**What the exercise asks**
Locate and copy each line in the data that contains the word "Rate".

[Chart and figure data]
────────────────

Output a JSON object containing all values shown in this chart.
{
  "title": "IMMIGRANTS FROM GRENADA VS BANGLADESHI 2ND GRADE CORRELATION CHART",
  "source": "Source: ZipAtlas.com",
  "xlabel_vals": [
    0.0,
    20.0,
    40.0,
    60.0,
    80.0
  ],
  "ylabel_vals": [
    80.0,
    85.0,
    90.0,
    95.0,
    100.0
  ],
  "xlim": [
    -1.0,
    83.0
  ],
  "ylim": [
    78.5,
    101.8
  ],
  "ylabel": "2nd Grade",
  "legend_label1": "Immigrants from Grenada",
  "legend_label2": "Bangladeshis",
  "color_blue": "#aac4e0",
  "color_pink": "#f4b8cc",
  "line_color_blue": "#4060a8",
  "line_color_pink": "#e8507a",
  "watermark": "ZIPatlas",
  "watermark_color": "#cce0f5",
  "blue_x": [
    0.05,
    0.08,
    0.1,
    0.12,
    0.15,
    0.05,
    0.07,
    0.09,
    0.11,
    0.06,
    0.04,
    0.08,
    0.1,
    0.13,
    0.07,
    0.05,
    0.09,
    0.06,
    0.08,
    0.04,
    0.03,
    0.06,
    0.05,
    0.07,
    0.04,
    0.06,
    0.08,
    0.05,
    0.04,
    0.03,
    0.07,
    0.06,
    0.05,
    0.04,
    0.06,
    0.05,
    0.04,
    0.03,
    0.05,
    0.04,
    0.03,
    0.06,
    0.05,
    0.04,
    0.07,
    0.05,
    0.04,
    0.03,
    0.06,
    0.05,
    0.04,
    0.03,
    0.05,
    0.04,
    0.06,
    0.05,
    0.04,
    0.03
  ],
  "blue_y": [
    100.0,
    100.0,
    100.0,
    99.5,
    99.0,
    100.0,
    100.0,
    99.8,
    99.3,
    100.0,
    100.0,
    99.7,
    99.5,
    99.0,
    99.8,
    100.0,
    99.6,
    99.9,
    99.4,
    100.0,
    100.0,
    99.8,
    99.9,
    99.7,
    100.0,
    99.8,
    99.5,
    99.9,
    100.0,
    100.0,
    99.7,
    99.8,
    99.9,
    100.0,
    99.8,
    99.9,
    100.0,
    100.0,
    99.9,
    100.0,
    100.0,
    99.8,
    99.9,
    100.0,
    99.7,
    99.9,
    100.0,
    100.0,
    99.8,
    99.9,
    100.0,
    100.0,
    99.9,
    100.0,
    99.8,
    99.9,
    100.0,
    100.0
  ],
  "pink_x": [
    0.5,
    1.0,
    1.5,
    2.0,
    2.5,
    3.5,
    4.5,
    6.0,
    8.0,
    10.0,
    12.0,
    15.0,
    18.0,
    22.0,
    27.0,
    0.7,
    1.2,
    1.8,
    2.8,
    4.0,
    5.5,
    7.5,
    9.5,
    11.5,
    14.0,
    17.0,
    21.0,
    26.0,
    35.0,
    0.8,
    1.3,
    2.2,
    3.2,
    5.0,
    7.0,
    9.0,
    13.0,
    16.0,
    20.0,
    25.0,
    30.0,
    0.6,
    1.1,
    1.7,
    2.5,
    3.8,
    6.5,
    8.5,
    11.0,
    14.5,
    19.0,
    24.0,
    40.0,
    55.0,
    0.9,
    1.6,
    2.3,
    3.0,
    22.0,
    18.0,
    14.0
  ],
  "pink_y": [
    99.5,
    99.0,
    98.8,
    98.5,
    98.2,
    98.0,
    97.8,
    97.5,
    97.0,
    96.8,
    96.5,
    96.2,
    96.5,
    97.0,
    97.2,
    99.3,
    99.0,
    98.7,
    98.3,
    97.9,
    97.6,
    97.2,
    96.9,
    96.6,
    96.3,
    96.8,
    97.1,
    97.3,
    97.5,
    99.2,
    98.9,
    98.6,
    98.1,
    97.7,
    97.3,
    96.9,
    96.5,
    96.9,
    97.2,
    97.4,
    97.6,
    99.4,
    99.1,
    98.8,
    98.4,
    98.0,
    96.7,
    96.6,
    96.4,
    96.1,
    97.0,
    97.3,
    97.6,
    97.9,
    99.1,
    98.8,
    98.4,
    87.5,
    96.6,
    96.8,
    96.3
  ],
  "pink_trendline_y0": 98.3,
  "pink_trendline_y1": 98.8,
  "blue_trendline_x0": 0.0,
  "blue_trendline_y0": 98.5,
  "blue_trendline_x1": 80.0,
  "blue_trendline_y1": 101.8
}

────────────────

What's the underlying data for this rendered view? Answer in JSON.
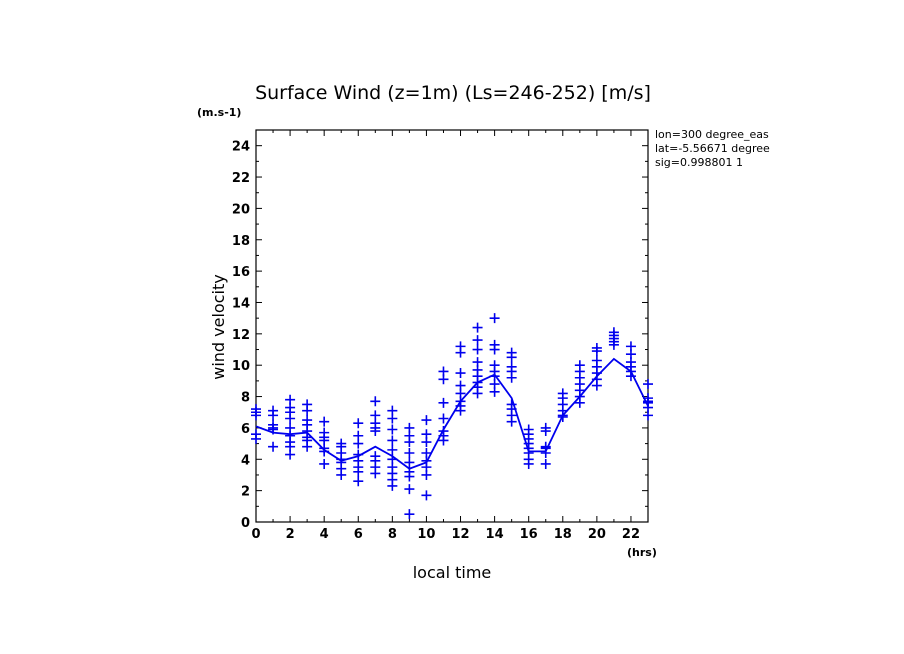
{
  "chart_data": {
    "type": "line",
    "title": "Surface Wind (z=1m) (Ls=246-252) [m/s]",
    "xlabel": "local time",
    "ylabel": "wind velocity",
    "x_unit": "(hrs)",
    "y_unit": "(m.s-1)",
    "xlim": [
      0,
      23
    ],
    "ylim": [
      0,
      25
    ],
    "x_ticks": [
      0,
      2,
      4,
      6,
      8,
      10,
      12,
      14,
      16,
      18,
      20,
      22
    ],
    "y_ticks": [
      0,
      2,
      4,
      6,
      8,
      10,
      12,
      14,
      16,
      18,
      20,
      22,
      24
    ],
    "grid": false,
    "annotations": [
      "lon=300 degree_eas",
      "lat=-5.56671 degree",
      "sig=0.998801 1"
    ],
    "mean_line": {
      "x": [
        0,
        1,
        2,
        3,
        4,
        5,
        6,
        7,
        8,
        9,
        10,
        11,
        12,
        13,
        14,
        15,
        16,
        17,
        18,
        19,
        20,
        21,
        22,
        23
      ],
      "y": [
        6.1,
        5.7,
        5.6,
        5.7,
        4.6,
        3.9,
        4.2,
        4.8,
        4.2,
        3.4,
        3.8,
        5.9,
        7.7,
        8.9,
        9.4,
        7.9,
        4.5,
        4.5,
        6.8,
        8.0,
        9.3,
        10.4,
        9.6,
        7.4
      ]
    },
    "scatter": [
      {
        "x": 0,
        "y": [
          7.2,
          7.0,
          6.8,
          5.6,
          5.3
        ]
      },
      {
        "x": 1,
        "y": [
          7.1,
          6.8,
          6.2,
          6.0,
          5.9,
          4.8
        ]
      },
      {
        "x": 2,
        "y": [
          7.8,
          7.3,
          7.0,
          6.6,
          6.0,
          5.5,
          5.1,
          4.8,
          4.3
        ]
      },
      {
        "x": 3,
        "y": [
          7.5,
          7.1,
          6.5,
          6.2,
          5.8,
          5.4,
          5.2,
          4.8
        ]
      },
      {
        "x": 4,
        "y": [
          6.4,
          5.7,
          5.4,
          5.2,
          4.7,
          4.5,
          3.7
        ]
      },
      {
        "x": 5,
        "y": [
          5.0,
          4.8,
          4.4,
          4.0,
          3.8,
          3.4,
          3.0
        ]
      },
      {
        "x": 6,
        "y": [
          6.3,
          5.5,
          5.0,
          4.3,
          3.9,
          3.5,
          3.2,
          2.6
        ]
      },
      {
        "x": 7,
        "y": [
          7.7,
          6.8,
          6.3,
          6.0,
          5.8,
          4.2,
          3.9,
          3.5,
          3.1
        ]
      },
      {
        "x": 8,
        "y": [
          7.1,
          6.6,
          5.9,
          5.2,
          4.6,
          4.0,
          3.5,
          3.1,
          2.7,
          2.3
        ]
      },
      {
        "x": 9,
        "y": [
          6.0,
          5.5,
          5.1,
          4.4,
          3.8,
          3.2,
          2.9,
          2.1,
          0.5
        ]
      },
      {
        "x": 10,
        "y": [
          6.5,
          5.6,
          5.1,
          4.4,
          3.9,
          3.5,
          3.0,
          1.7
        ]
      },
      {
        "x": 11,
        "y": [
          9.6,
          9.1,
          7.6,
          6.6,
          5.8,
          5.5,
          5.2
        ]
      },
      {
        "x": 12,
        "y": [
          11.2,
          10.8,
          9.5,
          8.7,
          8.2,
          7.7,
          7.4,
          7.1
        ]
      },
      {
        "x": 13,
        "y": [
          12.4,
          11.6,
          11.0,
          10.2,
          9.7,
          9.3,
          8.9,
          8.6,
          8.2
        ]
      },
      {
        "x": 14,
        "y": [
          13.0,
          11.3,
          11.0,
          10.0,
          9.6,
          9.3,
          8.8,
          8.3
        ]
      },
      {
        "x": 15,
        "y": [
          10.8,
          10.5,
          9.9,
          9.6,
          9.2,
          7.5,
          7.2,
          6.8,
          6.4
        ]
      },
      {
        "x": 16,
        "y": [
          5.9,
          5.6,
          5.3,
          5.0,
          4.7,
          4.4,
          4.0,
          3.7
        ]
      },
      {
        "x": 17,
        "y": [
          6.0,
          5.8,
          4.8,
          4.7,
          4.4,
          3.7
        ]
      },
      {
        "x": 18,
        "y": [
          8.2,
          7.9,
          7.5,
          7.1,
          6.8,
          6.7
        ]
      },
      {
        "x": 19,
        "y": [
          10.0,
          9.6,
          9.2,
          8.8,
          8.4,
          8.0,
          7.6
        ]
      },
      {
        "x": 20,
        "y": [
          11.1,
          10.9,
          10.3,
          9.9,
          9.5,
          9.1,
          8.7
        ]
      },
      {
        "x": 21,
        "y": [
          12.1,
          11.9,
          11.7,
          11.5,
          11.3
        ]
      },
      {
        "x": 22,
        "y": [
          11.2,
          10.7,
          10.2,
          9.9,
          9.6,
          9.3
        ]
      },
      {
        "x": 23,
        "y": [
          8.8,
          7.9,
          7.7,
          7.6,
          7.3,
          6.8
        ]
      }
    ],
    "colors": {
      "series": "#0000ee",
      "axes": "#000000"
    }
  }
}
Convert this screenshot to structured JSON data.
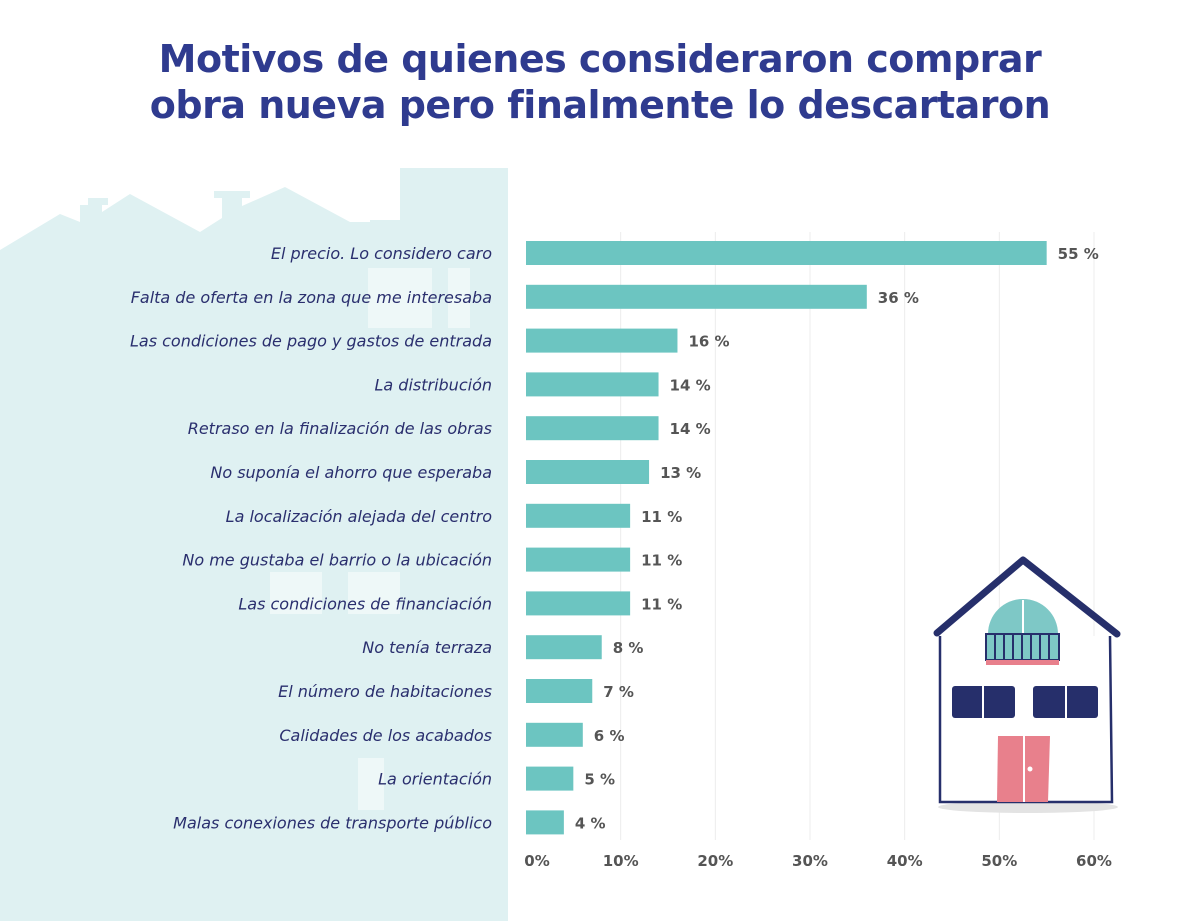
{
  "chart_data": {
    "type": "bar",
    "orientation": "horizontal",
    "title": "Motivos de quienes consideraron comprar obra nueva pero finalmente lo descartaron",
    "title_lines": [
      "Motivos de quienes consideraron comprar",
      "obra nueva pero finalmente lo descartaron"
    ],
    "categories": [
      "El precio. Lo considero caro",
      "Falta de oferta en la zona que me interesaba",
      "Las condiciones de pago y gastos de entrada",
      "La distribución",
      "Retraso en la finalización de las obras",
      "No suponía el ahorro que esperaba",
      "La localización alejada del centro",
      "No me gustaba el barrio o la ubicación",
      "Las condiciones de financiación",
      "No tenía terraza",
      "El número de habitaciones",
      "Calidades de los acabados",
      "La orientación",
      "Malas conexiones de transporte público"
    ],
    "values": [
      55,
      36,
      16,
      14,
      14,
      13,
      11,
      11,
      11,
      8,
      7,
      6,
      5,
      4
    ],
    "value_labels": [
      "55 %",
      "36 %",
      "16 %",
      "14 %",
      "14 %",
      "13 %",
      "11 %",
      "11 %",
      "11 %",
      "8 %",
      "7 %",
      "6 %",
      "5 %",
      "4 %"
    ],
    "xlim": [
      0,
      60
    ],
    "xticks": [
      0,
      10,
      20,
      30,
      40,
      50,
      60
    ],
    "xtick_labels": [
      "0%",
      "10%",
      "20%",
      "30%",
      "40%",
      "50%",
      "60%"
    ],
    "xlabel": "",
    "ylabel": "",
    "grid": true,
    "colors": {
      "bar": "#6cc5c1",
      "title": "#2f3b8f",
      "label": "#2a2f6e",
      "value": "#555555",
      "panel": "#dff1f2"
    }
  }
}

────────────────

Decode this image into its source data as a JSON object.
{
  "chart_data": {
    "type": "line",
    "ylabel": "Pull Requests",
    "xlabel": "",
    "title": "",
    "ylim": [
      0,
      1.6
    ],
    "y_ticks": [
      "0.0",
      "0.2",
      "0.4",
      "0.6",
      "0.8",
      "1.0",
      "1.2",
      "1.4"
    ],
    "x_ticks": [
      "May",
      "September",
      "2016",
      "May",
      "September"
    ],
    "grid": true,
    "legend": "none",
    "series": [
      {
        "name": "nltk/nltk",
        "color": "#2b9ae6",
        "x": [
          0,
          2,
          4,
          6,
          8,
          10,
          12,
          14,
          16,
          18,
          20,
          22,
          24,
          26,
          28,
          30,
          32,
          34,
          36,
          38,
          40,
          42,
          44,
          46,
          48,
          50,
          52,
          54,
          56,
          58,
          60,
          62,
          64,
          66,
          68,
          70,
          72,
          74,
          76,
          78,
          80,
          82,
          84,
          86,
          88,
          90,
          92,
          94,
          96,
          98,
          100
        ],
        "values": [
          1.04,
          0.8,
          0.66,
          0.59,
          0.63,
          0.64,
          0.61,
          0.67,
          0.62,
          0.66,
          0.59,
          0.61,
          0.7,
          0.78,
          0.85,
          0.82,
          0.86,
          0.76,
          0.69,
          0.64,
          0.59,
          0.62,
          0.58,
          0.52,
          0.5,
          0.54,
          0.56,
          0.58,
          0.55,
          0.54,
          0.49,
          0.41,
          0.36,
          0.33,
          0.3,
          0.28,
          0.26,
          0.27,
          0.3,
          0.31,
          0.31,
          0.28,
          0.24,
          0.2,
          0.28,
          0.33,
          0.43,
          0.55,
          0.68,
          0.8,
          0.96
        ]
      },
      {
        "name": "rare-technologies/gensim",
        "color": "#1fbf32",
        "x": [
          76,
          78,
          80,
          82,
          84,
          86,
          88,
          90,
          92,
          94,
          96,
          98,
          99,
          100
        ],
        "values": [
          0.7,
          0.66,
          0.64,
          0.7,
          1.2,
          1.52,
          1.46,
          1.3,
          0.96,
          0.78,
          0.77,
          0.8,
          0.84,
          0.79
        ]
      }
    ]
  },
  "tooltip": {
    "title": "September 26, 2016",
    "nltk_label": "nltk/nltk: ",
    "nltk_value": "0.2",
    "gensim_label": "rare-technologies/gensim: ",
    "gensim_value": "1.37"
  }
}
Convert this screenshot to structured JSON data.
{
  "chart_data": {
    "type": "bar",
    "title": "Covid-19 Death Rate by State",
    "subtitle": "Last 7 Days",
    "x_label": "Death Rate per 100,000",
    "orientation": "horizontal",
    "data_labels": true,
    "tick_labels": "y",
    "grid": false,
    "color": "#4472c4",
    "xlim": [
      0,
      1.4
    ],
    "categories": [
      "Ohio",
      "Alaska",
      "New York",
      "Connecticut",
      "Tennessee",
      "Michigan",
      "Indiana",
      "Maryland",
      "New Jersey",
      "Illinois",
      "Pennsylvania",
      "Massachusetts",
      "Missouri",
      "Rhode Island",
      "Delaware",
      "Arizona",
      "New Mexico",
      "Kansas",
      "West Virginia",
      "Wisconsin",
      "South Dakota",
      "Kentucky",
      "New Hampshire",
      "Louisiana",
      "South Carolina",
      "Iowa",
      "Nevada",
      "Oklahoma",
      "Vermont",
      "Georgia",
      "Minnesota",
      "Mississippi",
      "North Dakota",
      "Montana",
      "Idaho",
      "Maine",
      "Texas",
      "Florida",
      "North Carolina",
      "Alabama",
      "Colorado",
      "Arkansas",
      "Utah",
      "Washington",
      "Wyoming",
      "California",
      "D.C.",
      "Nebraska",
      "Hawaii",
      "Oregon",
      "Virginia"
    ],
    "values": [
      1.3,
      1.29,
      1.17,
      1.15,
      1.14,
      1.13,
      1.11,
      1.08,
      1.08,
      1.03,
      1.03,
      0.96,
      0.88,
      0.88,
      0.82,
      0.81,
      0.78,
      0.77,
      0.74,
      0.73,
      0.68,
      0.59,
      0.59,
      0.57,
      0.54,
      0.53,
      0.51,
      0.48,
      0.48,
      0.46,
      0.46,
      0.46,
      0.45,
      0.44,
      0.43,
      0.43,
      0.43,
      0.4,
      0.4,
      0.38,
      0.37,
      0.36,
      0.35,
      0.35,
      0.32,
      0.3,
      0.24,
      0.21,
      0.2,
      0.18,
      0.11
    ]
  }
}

────────────────

**The result**
    "title": "Covid-19 Death Rate by State",
    "x_label": "Death Rate per 100,000",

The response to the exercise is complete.